*Stored data*
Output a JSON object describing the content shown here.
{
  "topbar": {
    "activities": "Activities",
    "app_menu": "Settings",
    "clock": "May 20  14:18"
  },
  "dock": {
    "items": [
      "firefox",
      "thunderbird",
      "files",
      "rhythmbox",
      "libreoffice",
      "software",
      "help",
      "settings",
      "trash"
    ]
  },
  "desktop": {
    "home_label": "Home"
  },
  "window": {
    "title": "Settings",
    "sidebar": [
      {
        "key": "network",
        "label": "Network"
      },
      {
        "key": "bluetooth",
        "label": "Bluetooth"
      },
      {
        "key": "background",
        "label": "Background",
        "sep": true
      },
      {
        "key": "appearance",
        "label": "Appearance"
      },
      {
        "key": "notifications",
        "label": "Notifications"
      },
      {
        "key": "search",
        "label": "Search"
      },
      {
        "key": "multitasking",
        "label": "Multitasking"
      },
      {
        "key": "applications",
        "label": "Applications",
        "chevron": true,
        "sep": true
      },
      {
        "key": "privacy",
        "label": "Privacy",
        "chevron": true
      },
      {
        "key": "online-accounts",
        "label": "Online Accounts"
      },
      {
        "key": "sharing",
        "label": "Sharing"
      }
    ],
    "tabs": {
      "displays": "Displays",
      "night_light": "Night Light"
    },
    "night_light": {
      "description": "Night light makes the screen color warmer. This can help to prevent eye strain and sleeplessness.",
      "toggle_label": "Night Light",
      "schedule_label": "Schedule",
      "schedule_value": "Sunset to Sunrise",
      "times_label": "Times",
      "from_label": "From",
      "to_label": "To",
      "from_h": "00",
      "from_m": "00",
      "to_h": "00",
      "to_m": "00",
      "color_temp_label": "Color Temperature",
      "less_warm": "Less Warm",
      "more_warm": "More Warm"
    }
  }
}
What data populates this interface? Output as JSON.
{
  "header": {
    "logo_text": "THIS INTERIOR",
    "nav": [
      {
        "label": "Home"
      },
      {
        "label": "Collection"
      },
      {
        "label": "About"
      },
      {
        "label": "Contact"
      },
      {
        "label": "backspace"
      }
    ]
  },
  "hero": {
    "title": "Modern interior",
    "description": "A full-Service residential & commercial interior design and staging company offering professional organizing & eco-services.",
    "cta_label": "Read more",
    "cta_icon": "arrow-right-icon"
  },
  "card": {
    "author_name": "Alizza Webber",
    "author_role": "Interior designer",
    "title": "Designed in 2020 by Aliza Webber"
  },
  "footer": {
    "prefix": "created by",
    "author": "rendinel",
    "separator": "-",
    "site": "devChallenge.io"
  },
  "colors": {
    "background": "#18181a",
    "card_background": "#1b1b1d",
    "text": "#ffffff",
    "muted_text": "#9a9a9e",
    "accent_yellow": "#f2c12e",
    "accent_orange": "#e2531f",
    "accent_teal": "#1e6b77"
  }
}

*Exercise*
Restate all of the entries exactly, please.

*Expected answer*
Output a JSON object describing the content shown here.
{
  "topbar": {
    "activities": "Activities",
    "app_menu": "Settings",
    "clock": "May 20  14:18"
  },
  "dock": {
    "items": [
      "firefox",
      "thunderbird",
      "files",
      "rhythmbox",
      "libreoffice",
      "software",
      "help",
      "settings",
      "trash"
    ]
  },
  "desktop": {
    "home_label": "Home"
  },
  "window": {
    "title": "Settings",
    "sidebar": [
      {
        "key": "network",
        "label": "Network"
      },
      {
        "key": "bluetooth",
        "label": "Bluetooth"
      },
      {
        "key": "background",
        "label": "Background",
        "sep": true
      },
      {
        "key": "appearance",
        "label": "Appearance"
      },
      {
        "key": "notifications",
        "label": "Notifications"
      },
      {
        "key": "search",
        "label": "Search"
      },
      {
        "key": "multitasking",
        "label": "Multitasking"
      },
      {
        "key": "applications",
        "label": "Applications",
        "chevron": true,
        "sep": true
      },
      {
        "key": "privacy",
        "label": "Privacy",
        "chevron": true
      },
      {
        "key": "online-accounts",
        "label": "Online Accounts"
      },
      {
        "key": "sharing",
        "label": "Sharing"
      }
    ],
    "tabs": {
      "displays": "Displays",
      "night_light": "Night Light"
    },
    "night_light": {
      "description": "Night light makes the screen color warmer. This can help to prevent eye strain and sleeplessness.",
      "toggle_label": "Night Light",
      "schedule_label": "Schedule",
      "schedule_value": "Sunset to Sunrise",
      "times_label": "Times",
      "from_label": "From",
      "to_label": "To",
      "from_h": "00",
      "from_m": "00",
      "to_h": "00",
      "to_m": "00",
      "color_temp_label": "Color Temperature",
      "less_warm": "Less Warm",
      "more_warm": "More Warm"
    }
  }
}
What data populates this interface? Output as JSON.
{
  "header": {
    "logo_text": "THIS INTERIOR",
    "nav": [
      {
        "label": "Home"
      },
      {
        "label": "Collection"
      },
      {
        "label": "About"
      },
      {
        "label": "Contact"
      },
      {
        "label": "backspace"
      }
    ]
  },
  "hero": {
    "title": "Modern interior",
    "description": "A full-Service residential & commercial interior design and staging company offering professional organizing & eco-services.",
    "cta_label": "Read more",
    "cta_icon": "arrow-right-icon"
  },
  "card": {
    "author_name": "Alizza Webber",
    "author_role": "Interior designer",
    "title": "Designed in 2020 by Aliza Webber"
  },
  "footer": {
    "prefix": "created by",
    "author": "rendinel",
    "separator": "-",
    "site": "devChallenge.io"
  },
  "colors": {
    "background": "#18181a",
    "card_background": "#1b1b1d",
    "text": "#ffffff",
    "muted_text": "#9a9a9e",
    "accent_yellow": "#f2c12e",
    "accent_orange": "#e2531f",
    "accent_teal": "#1e6b77"
  }
}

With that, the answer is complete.